WHAT THE EXERCISE ASKS: Copy the data exactly as it appears, and do not include any pictures.

Data items
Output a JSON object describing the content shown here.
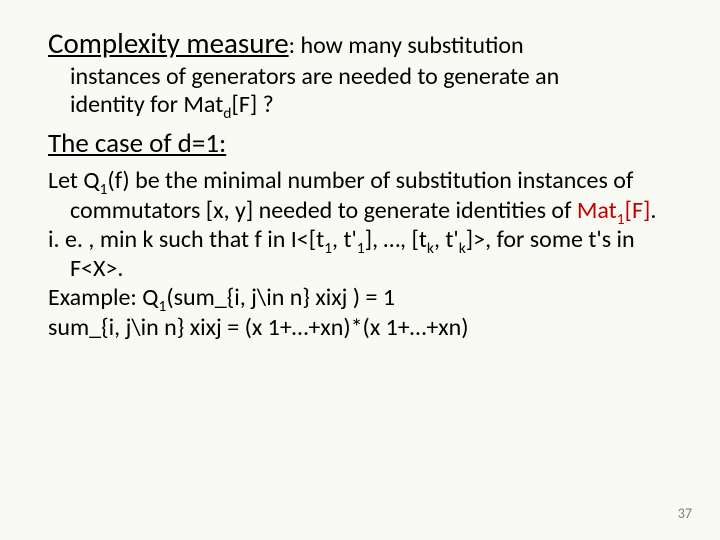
{
  "heading": {
    "title": "Complexity measure",
    "tail_a": ": how many substitution",
    "tail_b_l1": "instances of generators are needed to generate an",
    "tail_b_l2_pre": "identity for Mat",
    "tail_b_l2_sub": "d",
    "tail_b_l2_post": "[F] ?"
  },
  "case_heading": "The case of d=1:",
  "body": {
    "p1_a": "Let Q",
    "p1_sub1": "1",
    "p1_b": "(f) be the minimal number of substitution instances of commutators [x, y] needed to generate identities of ",
    "p1_red_pre": "Mat",
    "p1_red_sub": "1",
    "p1_red_post": "[F]",
    "p1_end": ".",
    "p2_a": "i. e. , min k such that f in I<[t",
    "p2_s1": "1",
    "p2_b": ", t'",
    "p2_s2": "1",
    "p2_c": "], …, [t",
    "p2_s3": "k",
    "p2_d": ", t'",
    "p2_s4": "k",
    "p2_e": "]>, for some t's in F<X>.",
    "p3_a": "Example: Q",
    "p3_sub": "1",
    "p3_b": "(sum_{i, j\\in n} xixj ) = 1",
    "p4": "sum_{i, j\\in n} xixj = (x 1+…+xn)*(x 1+…+xn)"
  },
  "page_number": "37"
}
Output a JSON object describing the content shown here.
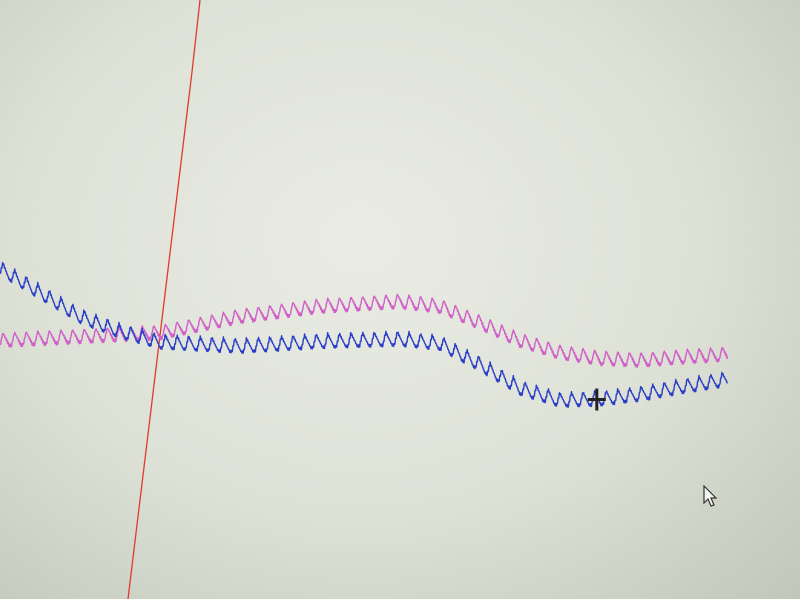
{
  "chart_data": {
    "type": "line",
    "title": "",
    "xlabel": "",
    "ylabel": "",
    "xlim": [
      0,
      100
    ],
    "ylim": [
      0,
      100
    ],
    "grid": false,
    "legend": "none",
    "series": [
      {
        "color": "#e03a2a",
        "x": [
          16,
          17,
          18,
          19,
          20,
          21,
          22,
          23,
          24,
          25
        ],
        "y": [
          0,
          11,
          22,
          33,
          44,
          55,
          66,
          77,
          88,
          100
        ]
      },
      {
        "color": "#d060c8",
        "baseline_x": [
          0,
          20,
          30,
          40,
          50,
          55,
          60,
          65,
          70,
          75,
          80,
          85,
          91
        ],
        "baseline_y": [
          43.0,
          44.3,
          47.0,
          48.7,
          49.5,
          48.7,
          46.0,
          43.0,
          41.0,
          40.0,
          39.7,
          40.2,
          40.7
        ],
        "ripple_period_x": 1.45,
        "ripple_amplitude_y": 2.2
      },
      {
        "color": "#2a3ec8",
        "baseline_x": [
          0,
          5,
          10,
          15,
          20,
          30,
          40,
          50,
          55,
          60,
          65,
          70,
          75,
          80,
          85,
          91
        ],
        "baseline_y": [
          55.0,
          51.0,
          47.0,
          44.5,
          42.7,
          42.0,
          42.8,
          43.2,
          42.5,
          39.0,
          35.0,
          33.0,
          33.2,
          34.0,
          35.2,
          36.5
        ],
        "ripple_period_x": 1.45,
        "ripple_amplitude_y": 2.2
      }
    ],
    "cursor_marker": {
      "x": 74.6,
      "y": 33.3,
      "color": "#222222"
    }
  },
  "icons": {
    "crosshair": "crosshair-cursor-icon",
    "pointer": "mouse-pointer-icon"
  }
}
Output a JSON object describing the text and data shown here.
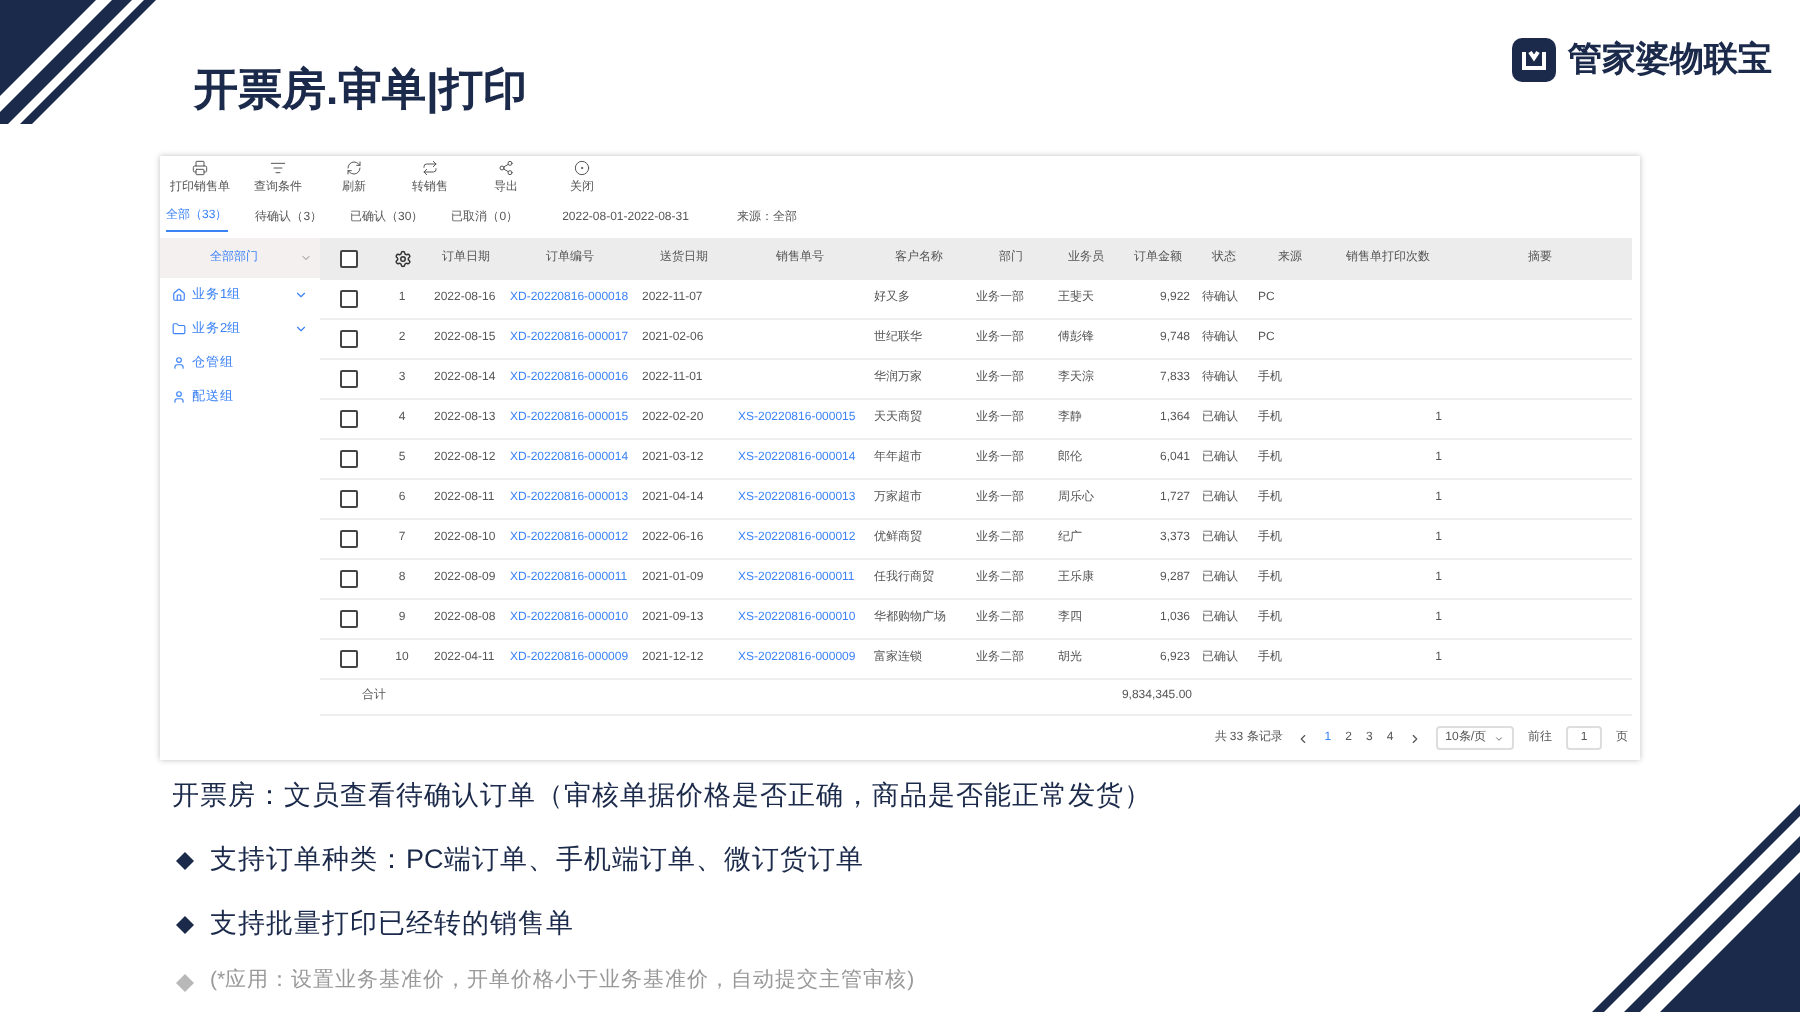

ANSWER TO THIS EXERCISE:
Output a JSON object describing the content shown here.
{
  "heading": {
    "title": "Complexity measure",
    "tail_a": ": how many substitution",
    "tail_b_l1": "instances of generators are needed to generate an",
    "tail_b_l2_pre": "identity for Mat",
    "tail_b_l2_sub": "d",
    "tail_b_l2_post": "[F] ?"
  },
  "case_heading": "The case of d=1:",
  "body": {
    "p1_a": "Let Q",
    "p1_sub1": "1",
    "p1_b": "(f) be the minimal number of substitution instances of commutators [x, y] needed to generate identities of ",
    "p1_red_pre": "Mat",
    "p1_red_sub": "1",
    "p1_red_post": "[F]",
    "p1_end": ".",
    "p2_a": "i. e. , min k such that f in I<[t",
    "p2_s1": "1",
    "p2_b": ", t'",
    "p2_s2": "1",
    "p2_c": "], …, [t",
    "p2_s3": "k",
    "p2_d": ", t'",
    "p2_s4": "k",
    "p2_e": "]>, for some t's in F<X>.",
    "p3_a": "Example: Q",
    "p3_sub": "1",
    "p3_b": "(sum_{i, j\\in n} xixj ) = 1",
    "p4": "sum_{i, j\\in n} xixj = (x 1+…+xn)*(x 1+…+xn)"
  },
  "page_number": "37"
}
Output a JSON object describing the content shown here.
{
  "chart_data": {
    "type": "line",
    "title": "",
    "xlabel": "",
    "ylabel": "",
    "xlim": [
      0,
      100
    ],
    "ylim": [
      0,
      100
    ],
    "grid": false,
    "legend": "none",
    "series": [
      {
        "color": "#e03a2a",
        "x": [
          16,
          17,
          18,
          19,
          20,
          21,
          22,
          23,
          24,
          25
        ],
        "y": [
          0,
          11,
          22,
          33,
          44,
          55,
          66,
          77,
          88,
          100
        ]
      },
      {
        "color": "#d060c8",
        "baseline_x": [
          0,
          20,
          30,
          40,
          50,
          55,
          60,
          65,
          70,
          75,
          80,
          85,
          91
        ],
        "baseline_y": [
          43.0,
          44.3,
          47.0,
          48.7,
          49.5,
          48.7,
          46.0,
          43.0,
          41.0,
          40.0,
          39.7,
          40.2,
          40.7
        ],
        "ripple_period_x": 1.45,
        "ripple_amplitude_y": 2.2
      },
      {
        "color": "#2a3ec8",
        "baseline_x": [
          0,
          5,
          10,
          15,
          20,
          30,
          40,
          50,
          55,
          60,
          65,
          70,
          75,
          80,
          85,
          91
        ],
        "baseline_y": [
          55.0,
          51.0,
          47.0,
          44.5,
          42.7,
          42.0,
          42.8,
          43.2,
          42.5,
          39.0,
          35.0,
          33.0,
          33.2,
          34.0,
          35.2,
          36.5
        ],
        "ripple_period_x": 1.45,
        "ripple_amplitude_y": 2.2
      }
    ],
    "cursor_marker": {
      "x": 74.6,
      "y": 33.3,
      "color": "#222222"
    }
  },
  "icons": {
    "crosshair": "crosshair-cursor-icon",
    "pointer": "mouse-pointer-icon"
  }
}
Output a JSON object describing the text and data shown here.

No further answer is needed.